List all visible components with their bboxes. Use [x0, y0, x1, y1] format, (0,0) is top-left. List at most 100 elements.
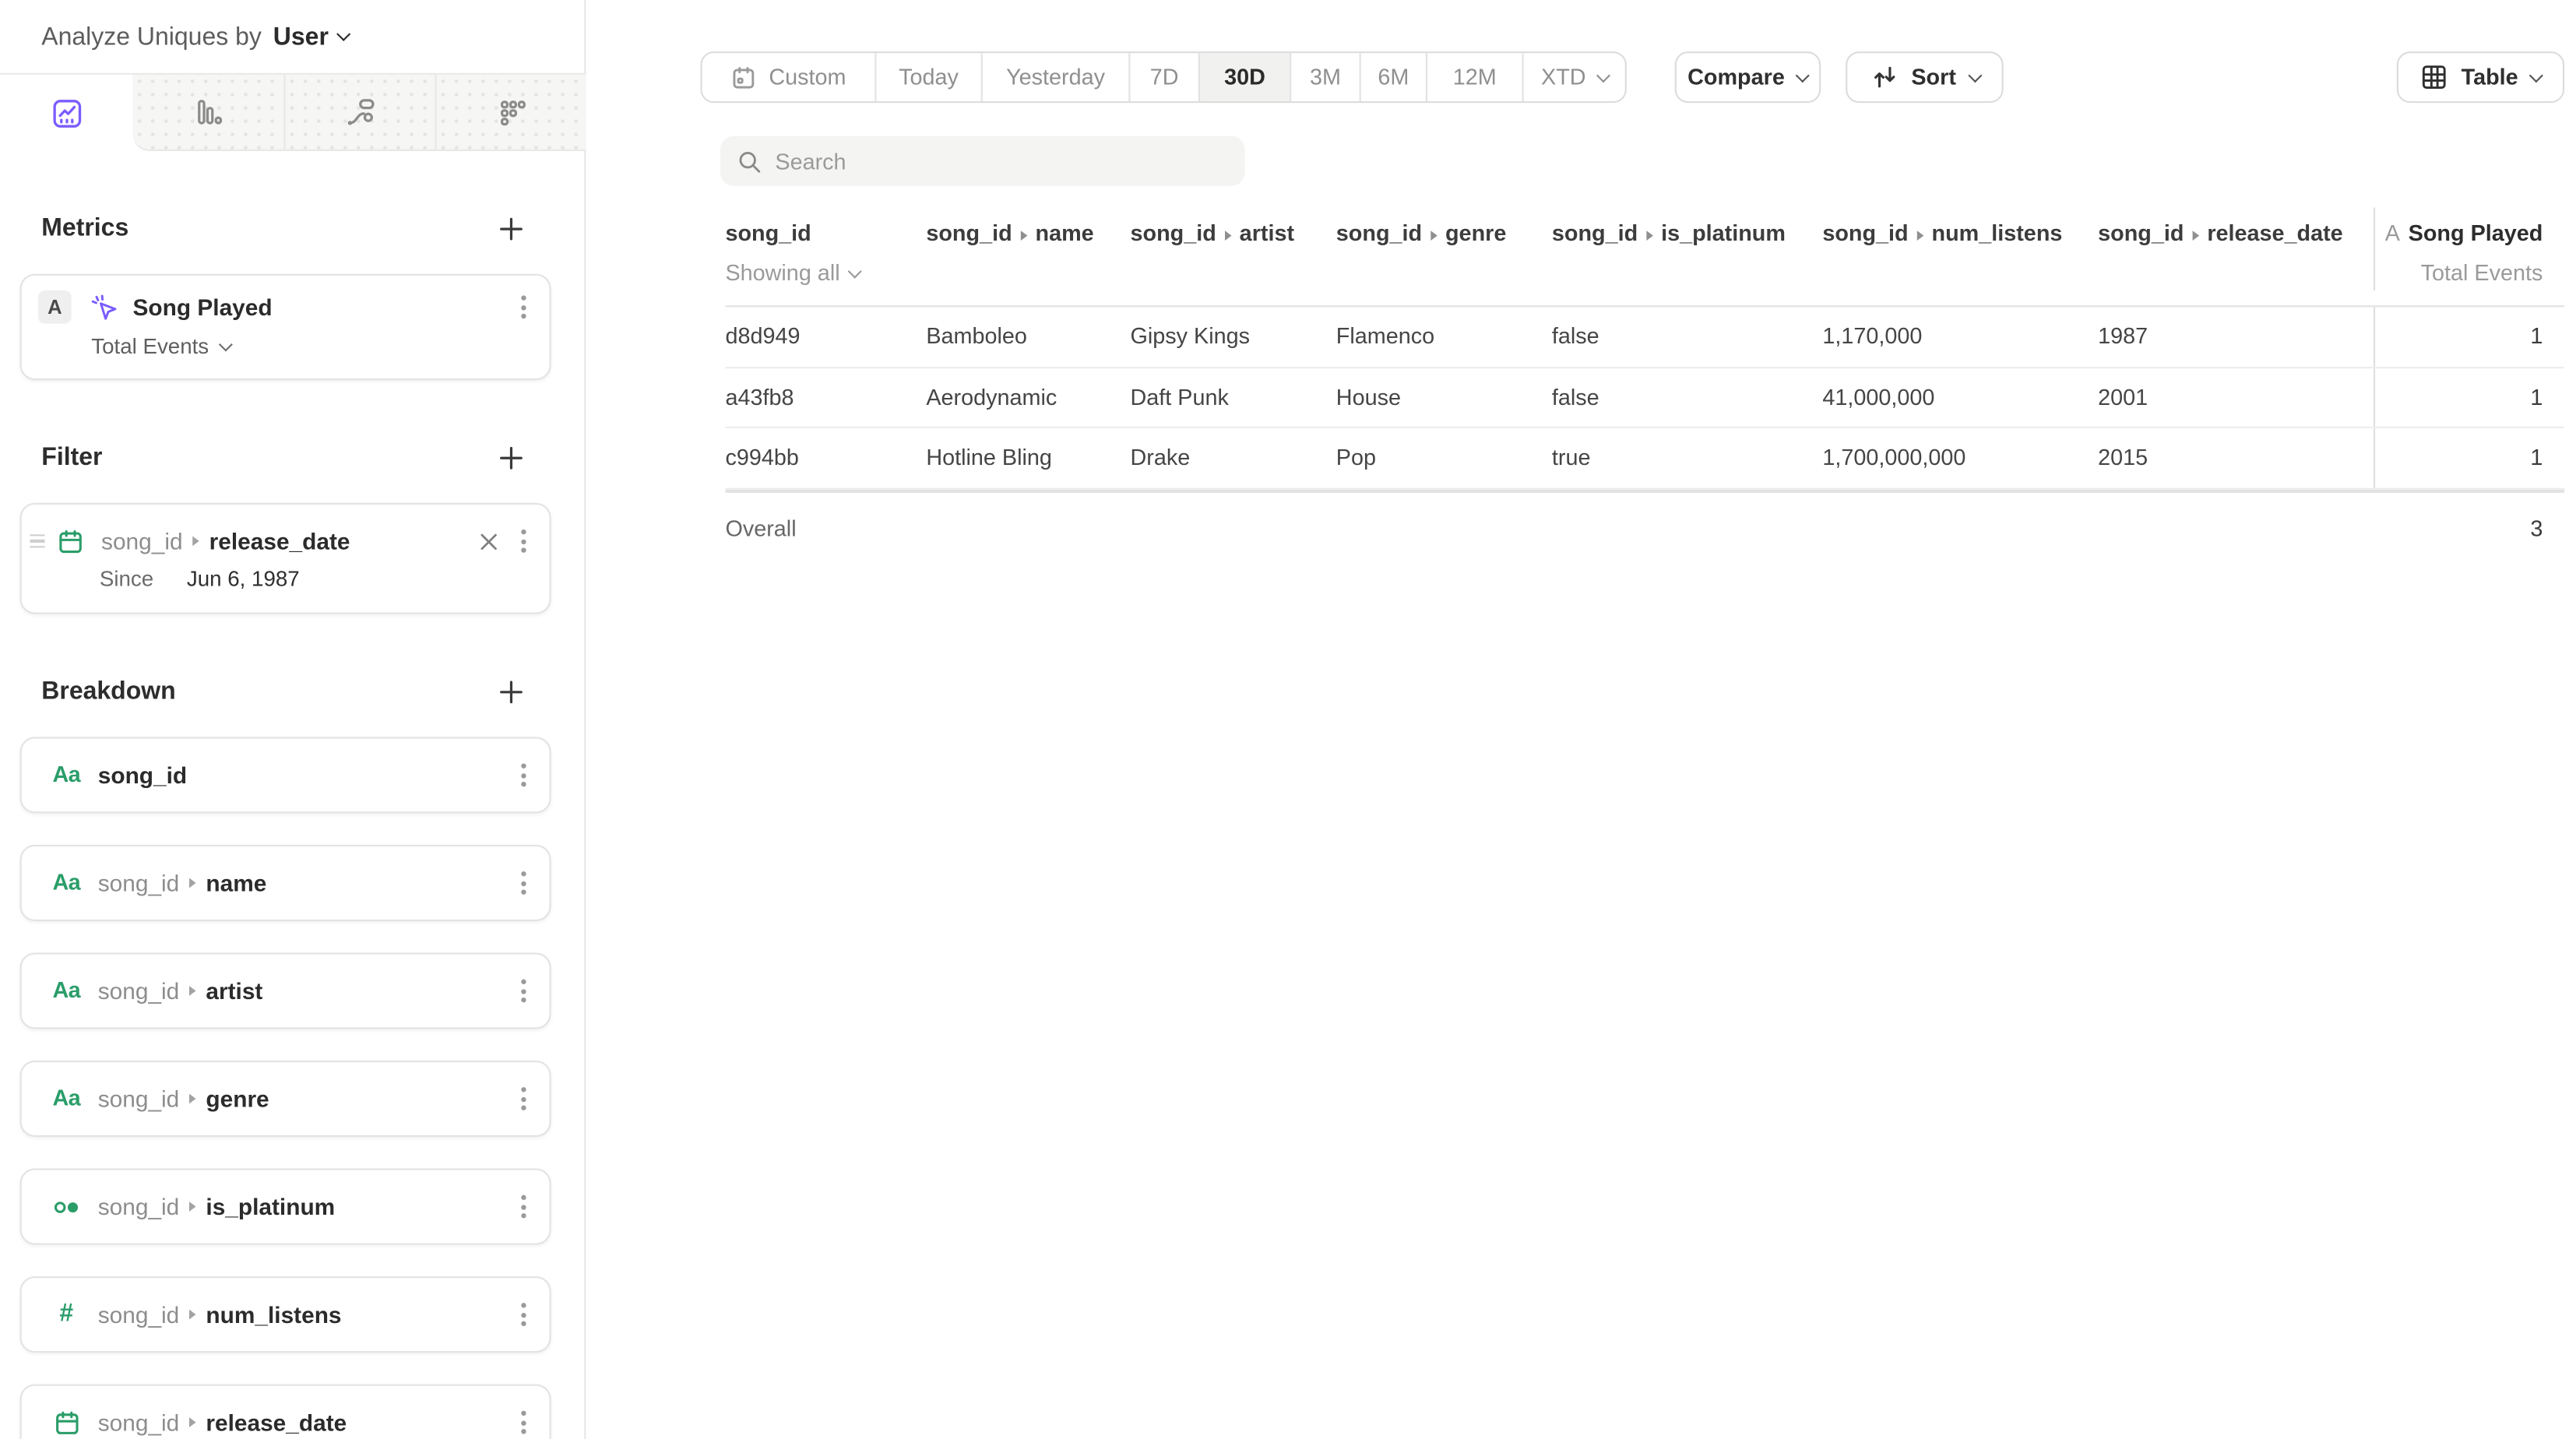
breakdown-property-name: song_id [98, 758, 187, 792]
column-header[interactable]: song_idis_platinum [1552, 216, 1822, 251]
breakdown-card[interactable]: song_id is_platinum [20, 1169, 551, 1245]
tab-bar-chart[interactable] [133, 75, 284, 151]
filter-value[interactable]: Jun 6, 1987 [187, 566, 300, 591]
breakdown-card[interactable]: # song_id num_listens [20, 1276, 551, 1353]
column-prefix: song_id [1131, 220, 1216, 245]
breakdown-property-prefix: song_id [98, 1406, 180, 1439]
column-label: song_id [725, 220, 811, 245]
date-range-segment[interactable]: 30D [1198, 53, 1290, 101]
metric-column-header[interactable]: ASong Played Total Events [2374, 207, 2564, 290]
date-range-segment[interactable]: 7D [1128, 53, 1198, 101]
breakdown-property-prefix: song_id [98, 1190, 180, 1223]
sort-button[interactable]: Sort [1846, 51, 2003, 103]
date-range-segment[interactable]: XTD [1522, 53, 1625, 101]
cell-name: Hotline Bling [926, 445, 1130, 470]
analyze-entity-dropdown[interactable]: User [273, 23, 349, 51]
view-type-button[interactable]: Table [2397, 51, 2564, 103]
filter-operator-dropdown[interactable]: Since [100, 566, 153, 591]
date-range-label: Today [899, 65, 959, 90]
report-toolbar: Custom Today [700, 51, 2564, 103]
column-header[interactable]: song_idnum_listens [1822, 216, 2098, 251]
cell-genre: Pop [1336, 445, 1552, 470]
cell-num-listens: 1,170,000 [1822, 324, 2098, 349]
add-breakdown-button[interactable] [498, 678, 524, 705]
breakdown-card[interactable]: Aa song_id name [20, 845, 551, 921]
tab-insights[interactable] [0, 75, 133, 151]
property-arrow-icon [1431, 230, 1438, 241]
breakdown-menu-button[interactable] [515, 1298, 533, 1332]
analyze-header: Analyze Uniques by User [0, 0, 584, 73]
cell-artist: Gipsy Kings [1131, 324, 1336, 349]
date-property-icon [51, 1407, 81, 1437]
query-builder-sidebar: Analyze Uniques by User [0, 0, 586, 1439]
metric-aggregation-dropdown[interactable]: Total Events [38, 333, 533, 358]
breakdown-menu-button[interactable] [515, 974, 533, 1008]
column-label: genre [1445, 220, 1506, 245]
breakdown-list: Aa song_id Aa [0, 737, 584, 1439]
drag-handle-icon[interactable] [30, 534, 44, 548]
breakdown-menu-button[interactable] [515, 1082, 533, 1116]
column-header[interactable]: song_idartist [1131, 216, 1336, 251]
filter-menu-button[interactable] [515, 525, 533, 558]
cell-is-platinum: false [1552, 385, 1822, 410]
table-row: c994bb Hotline Bling Drake Pop true 1,70… [725, 428, 2564, 489]
breakdown-property-prefix: song_id [98, 974, 180, 1008]
tab-flows[interactable] [283, 75, 435, 151]
report-type-tabbar [0, 73, 584, 151]
column-header[interactable]: song_idrelease_date [2098, 216, 2374, 251]
overall-value: 3 [2374, 516, 2564, 541]
cell-metric-value: 1 [2374, 368, 2564, 427]
metric-menu-button[interactable] [515, 290, 533, 324]
search-input[interactable] [775, 149, 1228, 174]
metric-aggregation-value: Total Events [91, 333, 209, 358]
column-header[interactable]: song_idname [926, 216, 1130, 251]
date-range-segment[interactable]: Today [875, 53, 980, 101]
compare-label: Compare [1687, 65, 1785, 90]
breakdown-card[interactable]: Aa song_id [20, 737, 551, 813]
date-range-segment[interactable]: Custom [702, 53, 875, 101]
results-table: song_id song_idname song_idartist song_i… [725, 207, 2564, 565]
breakdown-menu-button[interactable] [515, 758, 533, 792]
showing-filter-dropdown[interactable]: Showing all [725, 257, 2374, 290]
date-range-segment[interactable]: 12M [1426, 53, 1522, 101]
chevron-down-icon [2529, 68, 2543, 82]
breakdown-property-name: genre [206, 1082, 269, 1116]
breakdown-menu-button[interactable] [515, 1190, 533, 1223]
date-range-segment[interactable]: Yesterday [981, 53, 1129, 101]
metric-column-badge: A [2385, 220, 2400, 245]
column-header[interactable]: song_idgenre [1336, 216, 1552, 251]
metric-card[interactable]: A Song Played Total Events [20, 274, 551, 380]
breakdown-card[interactable]: Aa song_id artist [20, 952, 551, 1029]
column-label: release_date [2207, 220, 2342, 245]
property-arrow-icon [189, 1094, 196, 1104]
compare-button[interactable]: Compare [1675, 51, 1821, 103]
report-main: Custom Today [586, 0, 2576, 1439]
date-range-segment[interactable]: 3M [1290, 53, 1360, 101]
breakdown-menu-button[interactable] [515, 1406, 533, 1439]
date-range-label: 12M [1453, 65, 1497, 90]
table-header: song_id song_idname song_idartist song_i… [725, 207, 2564, 307]
breakdown-card[interactable]: song_id release_date by Year [20, 1384, 551, 1439]
view-type-label: Table [2462, 65, 2518, 90]
cell-name: Aerodynamic [926, 385, 1130, 410]
date-range-segment[interactable]: 6M [1360, 53, 1426, 101]
add-filter-button[interactable] [498, 444, 524, 470]
text-property-icon: Aa [51, 976, 81, 1005]
tab-retention[interactable] [435, 75, 586, 151]
add-metric-button[interactable] [498, 215, 524, 241]
column-header[interactable]: song_id [725, 216, 926, 251]
filter-card[interactable]: song_id release_date Since Jun 6, 1987 [20, 503, 551, 614]
column-label: is_platinum [1661, 220, 1786, 245]
filter-title: Filter [41, 443, 102, 471]
property-arrow-icon [1225, 230, 1232, 241]
breakdown-property-name: artist [206, 974, 262, 1008]
date-range-label: Yesterday [1006, 65, 1105, 90]
column-prefix: song_id [926, 220, 1012, 245]
remove-filter-button[interactable] [480, 532, 498, 550]
text-property-icon: Aa [51, 760, 81, 790]
breakdown-menu-button[interactable] [515, 867, 533, 900]
overall-row: Overall 3 [725, 492, 2564, 565]
showing-label: Showing all [725, 257, 839, 290]
cell-release-date: 2001 [2098, 385, 2374, 410]
breakdown-card[interactable]: Aa song_id genre [20, 1061, 551, 1137]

===

**Instructions to follow**
Convert the stretch of the listing from the line containing "breakdown-property-name: song_id [98, 758, 187, 792]" through the line containing "filter-value[interactable]: Jun 6, 1987" into a JSON list of strings, one string per line, skipping blank lines.

**Solution to this task**
[
  "breakdown-property-name: song_id [98, 758, 187, 792]",
  "column-header[interactable]: song_idis_platinum [1552, 216, 1822, 251]",
  "breakdown-card[interactable]: song_id is_platinum [20, 1169, 551, 1245]",
  "tab-bar-chart[interactable] [133, 75, 284, 151]",
  "filter-value[interactable]: Jun 6, 1987 [187, 566, 300, 591]"
]